* **Data excerpts**
-----

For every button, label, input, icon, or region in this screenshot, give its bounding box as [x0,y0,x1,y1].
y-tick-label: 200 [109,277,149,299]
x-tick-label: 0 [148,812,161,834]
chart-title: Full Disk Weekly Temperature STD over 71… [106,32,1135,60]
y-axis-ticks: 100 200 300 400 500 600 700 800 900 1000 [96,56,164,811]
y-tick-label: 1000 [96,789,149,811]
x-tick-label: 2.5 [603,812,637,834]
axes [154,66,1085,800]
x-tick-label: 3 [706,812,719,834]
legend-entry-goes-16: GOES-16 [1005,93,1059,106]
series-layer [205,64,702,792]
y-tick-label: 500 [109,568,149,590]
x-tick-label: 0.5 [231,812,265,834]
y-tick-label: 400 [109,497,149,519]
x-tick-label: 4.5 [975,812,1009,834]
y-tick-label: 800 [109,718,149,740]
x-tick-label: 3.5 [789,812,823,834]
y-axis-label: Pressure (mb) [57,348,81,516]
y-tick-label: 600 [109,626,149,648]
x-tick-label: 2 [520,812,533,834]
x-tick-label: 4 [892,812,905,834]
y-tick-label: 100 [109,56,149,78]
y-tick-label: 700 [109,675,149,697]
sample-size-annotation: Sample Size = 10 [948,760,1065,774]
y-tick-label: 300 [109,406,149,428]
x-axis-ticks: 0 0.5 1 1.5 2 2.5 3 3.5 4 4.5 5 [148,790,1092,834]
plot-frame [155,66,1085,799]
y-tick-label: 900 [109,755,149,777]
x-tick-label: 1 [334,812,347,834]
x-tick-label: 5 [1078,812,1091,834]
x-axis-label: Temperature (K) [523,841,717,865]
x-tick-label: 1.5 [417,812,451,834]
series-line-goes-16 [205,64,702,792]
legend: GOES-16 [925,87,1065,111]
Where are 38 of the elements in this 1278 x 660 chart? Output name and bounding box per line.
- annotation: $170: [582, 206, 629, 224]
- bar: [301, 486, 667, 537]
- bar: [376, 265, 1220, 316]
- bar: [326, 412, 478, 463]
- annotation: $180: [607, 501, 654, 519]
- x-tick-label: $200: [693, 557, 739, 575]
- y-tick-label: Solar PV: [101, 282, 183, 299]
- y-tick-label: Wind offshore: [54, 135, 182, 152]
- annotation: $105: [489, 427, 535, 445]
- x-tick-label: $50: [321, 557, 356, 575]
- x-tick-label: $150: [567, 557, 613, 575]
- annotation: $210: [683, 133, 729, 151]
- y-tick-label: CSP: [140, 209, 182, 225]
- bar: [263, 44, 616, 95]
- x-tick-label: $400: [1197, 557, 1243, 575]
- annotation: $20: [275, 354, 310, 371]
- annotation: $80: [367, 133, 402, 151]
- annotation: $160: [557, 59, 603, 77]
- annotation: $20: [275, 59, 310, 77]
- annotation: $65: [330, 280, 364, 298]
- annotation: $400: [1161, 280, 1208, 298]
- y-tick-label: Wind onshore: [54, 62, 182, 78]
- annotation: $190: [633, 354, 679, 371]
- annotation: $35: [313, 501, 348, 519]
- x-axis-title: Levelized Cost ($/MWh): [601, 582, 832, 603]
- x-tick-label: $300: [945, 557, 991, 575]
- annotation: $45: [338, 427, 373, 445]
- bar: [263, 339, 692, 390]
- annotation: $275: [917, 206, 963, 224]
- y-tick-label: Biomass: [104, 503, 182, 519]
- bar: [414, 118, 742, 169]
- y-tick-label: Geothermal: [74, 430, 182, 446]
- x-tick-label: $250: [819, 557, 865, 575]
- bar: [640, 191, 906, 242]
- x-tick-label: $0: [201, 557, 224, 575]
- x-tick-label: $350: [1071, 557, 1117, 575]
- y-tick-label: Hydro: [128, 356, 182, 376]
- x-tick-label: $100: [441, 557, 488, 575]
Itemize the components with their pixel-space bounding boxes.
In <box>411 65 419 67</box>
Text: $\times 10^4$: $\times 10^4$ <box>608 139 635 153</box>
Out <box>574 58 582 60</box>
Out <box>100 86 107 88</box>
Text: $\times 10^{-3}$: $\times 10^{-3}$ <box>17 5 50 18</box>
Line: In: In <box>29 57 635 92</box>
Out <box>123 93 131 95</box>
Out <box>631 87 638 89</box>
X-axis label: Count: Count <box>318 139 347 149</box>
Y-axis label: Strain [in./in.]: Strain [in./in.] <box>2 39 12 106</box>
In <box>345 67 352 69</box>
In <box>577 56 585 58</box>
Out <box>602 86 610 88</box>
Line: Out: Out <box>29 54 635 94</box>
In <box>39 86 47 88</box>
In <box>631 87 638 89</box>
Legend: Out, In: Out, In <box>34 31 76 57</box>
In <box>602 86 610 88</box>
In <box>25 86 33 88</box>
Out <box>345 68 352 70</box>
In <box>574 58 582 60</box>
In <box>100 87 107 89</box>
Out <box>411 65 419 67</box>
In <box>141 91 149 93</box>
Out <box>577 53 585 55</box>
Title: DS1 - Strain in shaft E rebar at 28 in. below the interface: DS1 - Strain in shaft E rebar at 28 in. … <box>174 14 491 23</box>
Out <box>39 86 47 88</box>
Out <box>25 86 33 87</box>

-----

* **What to produce**
Reproduce the lines from the start of the records through the line containing "- bar: [263, 44, 616, 95]", both included.

* **Exercise output**
For every button, label, input, icon, or region in this screenshot, give its bounding box as [x0,y0,x1,y1].
y-tick-label: 200 [109,277,149,299]
x-tick-label: 0 [148,812,161,834]
chart-title: Full Disk Weekly Temperature STD over 71… [106,32,1135,60]
y-axis-ticks: 100 200 300 400 500 600 700 800 900 1000 [96,56,164,811]
y-tick-label: 1000 [96,789,149,811]
x-tick-label: 2.5 [603,812,637,834]
axes [154,66,1085,800]
x-tick-label: 3 [706,812,719,834]
legend-entry-goes-16: GOES-16 [1005,93,1059,106]
series-layer [205,64,702,792]
y-tick-label: 500 [109,568,149,590]
x-tick-label: 0.5 [231,812,265,834]
y-tick-label: 400 [109,497,149,519]
x-tick-label: 4.5 [975,812,1009,834]
y-tick-label: 800 [109,718,149,740]
x-tick-label: 3.5 [789,812,823,834]
y-axis-label: Pressure (mb) [57,348,81,516]
y-tick-label: 600 [109,626,149,648]
x-tick-label: 2 [520,812,533,834]
x-tick-label: 4 [892,812,905,834]
y-tick-label: 100 [109,56,149,78]
y-tick-label: 700 [109,675,149,697]
sample-size-annotation: Sample Size = 10 [948,760,1065,774]
y-tick-label: 300 [109,406,149,428]
x-axis-ticks: 0 0.5 1 1.5 2 2.5 3 3.5 4 4.5 5 [148,790,1092,834]
plot-frame [155,66,1085,799]
y-tick-label: 900 [109,755,149,777]
x-tick-label: 1 [334,812,347,834]
x-tick-label: 5 [1078,812,1091,834]
x-axis-label: Temperature (K) [523,841,717,865]
x-tick-label: 1.5 [417,812,451,834]
series-line-goes-16 [205,64,702,792]
legend: GOES-16 [925,87,1065,111]
Where are 38 of the elements in this 1278 x 660 chart? Output name and bounding box per line.
- annotation: $170: [582, 206, 629, 224]
- bar: [301, 486, 667, 537]
- bar: [376, 265, 1220, 316]
- bar: [326, 412, 478, 463]
- annotation: $180: [607, 501, 654, 519]
- x-tick-label: $200: [693, 557, 739, 575]
- y-tick-label: Solar PV: [101, 282, 183, 299]
- y-tick-label: Wind offshore: [54, 135, 182, 152]
- annotation: $105: [489, 427, 535, 445]
- x-tick-label: $50: [321, 557, 356, 575]
- x-tick-label: $150: [567, 557, 613, 575]
- annotation: $210: [683, 133, 729, 151]
- y-tick-label: CSP: [140, 209, 182, 225]
- bar: [263, 44, 616, 95]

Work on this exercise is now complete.